• _Stated exercise_
Output a single figure: the number of lines in which the word "присвоением" appears.

☆ ☆ ☆ ☆ ☆ ☆ ☆

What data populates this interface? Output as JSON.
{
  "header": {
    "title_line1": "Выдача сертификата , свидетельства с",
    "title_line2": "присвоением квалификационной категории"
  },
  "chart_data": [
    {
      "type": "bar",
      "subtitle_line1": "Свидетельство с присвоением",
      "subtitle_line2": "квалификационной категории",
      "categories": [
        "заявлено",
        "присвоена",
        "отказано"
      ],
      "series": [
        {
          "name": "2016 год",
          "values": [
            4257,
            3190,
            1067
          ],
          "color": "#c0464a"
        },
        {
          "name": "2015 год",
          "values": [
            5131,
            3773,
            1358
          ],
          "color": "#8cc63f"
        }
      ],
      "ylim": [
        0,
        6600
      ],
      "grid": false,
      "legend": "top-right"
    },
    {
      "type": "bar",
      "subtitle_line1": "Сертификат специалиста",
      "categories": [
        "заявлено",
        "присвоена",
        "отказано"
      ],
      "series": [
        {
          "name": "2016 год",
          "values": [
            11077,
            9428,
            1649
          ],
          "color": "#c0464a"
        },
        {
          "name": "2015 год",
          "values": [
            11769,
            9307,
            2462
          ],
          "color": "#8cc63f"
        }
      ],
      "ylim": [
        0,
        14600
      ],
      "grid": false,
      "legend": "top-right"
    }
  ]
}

☆ ☆ ☆ ☆ ☆ ☆ ☆

• _Output of the exercise_
2